Requirements: Print out each record below, unaltered and complete, without its images.

━━ Exercise material ━━

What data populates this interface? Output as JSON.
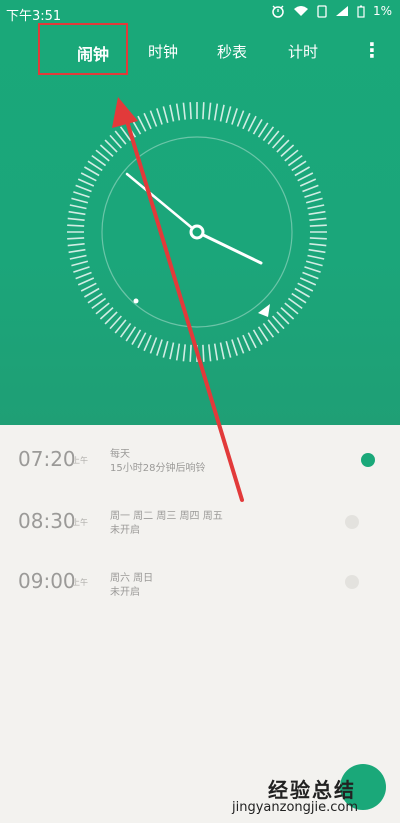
{
  "status_bar": {
    "time": "下午3:51",
    "battery": "1%",
    "icons": [
      "alarm-icon",
      "wifi-icon",
      "sim-icon",
      "signal-icon",
      "battery-icon"
    ]
  },
  "tabs": [
    {
      "label": "闹钟",
      "active": true
    },
    {
      "label": "时钟",
      "active": false
    },
    {
      "label": "秒表",
      "active": false
    },
    {
      "label": "计时",
      "active": false
    }
  ],
  "menu_icon": "more-vertical-icon",
  "colors": {
    "accent": "#1aa879",
    "highlight_box": "#e23a3a",
    "arrow": "#e23a3a"
  },
  "alarms": [
    {
      "time": "07:20",
      "ampm": "上午",
      "repeat": "每天",
      "sub": "15小时28分钟后响铃",
      "enabled": true
    },
    {
      "time": "08:30",
      "ampm": "上午",
      "repeat": "周一 周二 周三 周四 周五",
      "sub": "未开启",
      "enabled": false
    },
    {
      "time": "09:00",
      "ampm": "上午",
      "repeat": "周六 周日",
      "sub": "未开启",
      "enabled": false
    }
  ],
  "fab_icon": "add-icon",
  "watermark": {
    "logo": "经验总结",
    "url": "jingyanzongjie.com"
  }
}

━━━

Exercise solution:
What data populates this interface? Output as JSON.
{
  "status_bar": {
    "time": "下午3:51",
    "battery": "1%",
    "icons": [
      "alarm-icon",
      "wifi-icon",
      "sim-icon",
      "signal-icon",
      "battery-icon"
    ]
  },
  "tabs": [
    {
      "label": "闹钟",
      "active": true
    },
    {
      "label": "时钟",
      "active": false
    },
    {
      "label": "秒表",
      "active": false
    },
    {
      "label": "计时",
      "active": false
    }
  ],
  "menu_icon": "more-vertical-icon",
  "colors": {
    "accent": "#1aa879",
    "highlight_box": "#e23a3a",
    "arrow": "#e23a3a"
  },
  "alarms": [
    {
      "time": "07:20",
      "ampm": "上午",
      "repeat": "每天",
      "sub": "15小时28分钟后响铃",
      "enabled": true
    },
    {
      "time": "08:30",
      "ampm": "上午",
      "repeat": "周一 周二 周三 周四 周五",
      "sub": "未开启",
      "enabled": false
    },
    {
      "time": "09:00",
      "ampm": "上午",
      "repeat": "周六 周日",
      "sub": "未开启",
      "enabled": false
    }
  ],
  "fab_icon": "add-icon",
  "watermark": {
    "logo": "经验总结",
    "url": "jingyanzongjie.com"
  }
}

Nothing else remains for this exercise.